[What you have to do]:
Transcribe every entry word for word, leaving out all images.

# Records provided start

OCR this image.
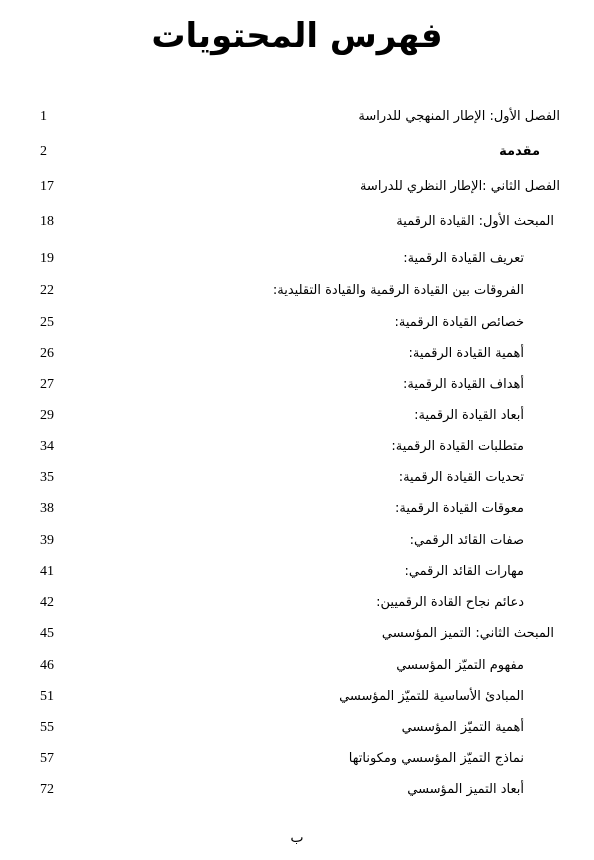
فهرس المحتويات
1	الفصل الأول: الإطار المنهجي للدراسة
2	مقدمة
17	الفصل الثاني :الإطار النظري للدراسة
18	المبحث الأول: القيادة الرقمية
19	تعريف القيادة الرقمية:
22	الفروقات بين القيادة الرقمية والقيادة التقليدية:
25	خصائص القيادة الرقمية:
26	أهمية القيادة الرقمية:
27	أهداف القيادة الرقمية:
29	أبعاد القيادة الرقمية:
34	متطلبات القيادة الرقمية:
35	تحديات القيادة الرقمية:
38	معوقات القيادة الرقمية:
39	صفات القائد الرقمي:
41	مهارات القائد الرقمي:
42	دعائم نجاح القادة الرقميين:
45	المبحث الثاني: التميز المؤسسي
46	مفهوم التميّز المؤسسي
51	المبادئ الأساسية للتميّز المؤسسي
55	أهمية التميّز المؤسسي
57	نماذج التميّز المؤسسي ومكوناتها
72	أبعاد التميز المؤسسي
ب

# Records provided end

[Full answer]:
OCR this image.
فهرس المحتويات
1	الفصل الأول: الإطار المنهجي للدراسة
2	مقدمة
17	الفصل الثاني :الإطار النظري للدراسة
18	المبحث الأول: القيادة الرقمية
19	تعريف القيادة الرقمية:
22	الفروقات بين القيادة الرقمية والقيادة التقليدية:
25	خصائص القيادة الرقمية:
26	أهمية القيادة الرقمية:
27	أهداف القيادة الرقمية:
29	أبعاد القيادة الرقمية:
34	متطلبات القيادة الرقمية:
35	تحديات القيادة الرقمية:
38	معوقات القيادة الرقمية:
39	صفات القائد الرقمي:
41	مهارات القائد الرقمي:
42	دعائم نجاح القادة الرقميين:
45	المبحث الثاني: التميز المؤسسي
46	مفهوم التميّز المؤسسي
51	المبادئ الأساسية للتميّز المؤسسي
55	أهمية التميّز المؤسسي
57	نماذج التميّز المؤسسي ومكوناتها
72	أبعاد التميز المؤسسي
ب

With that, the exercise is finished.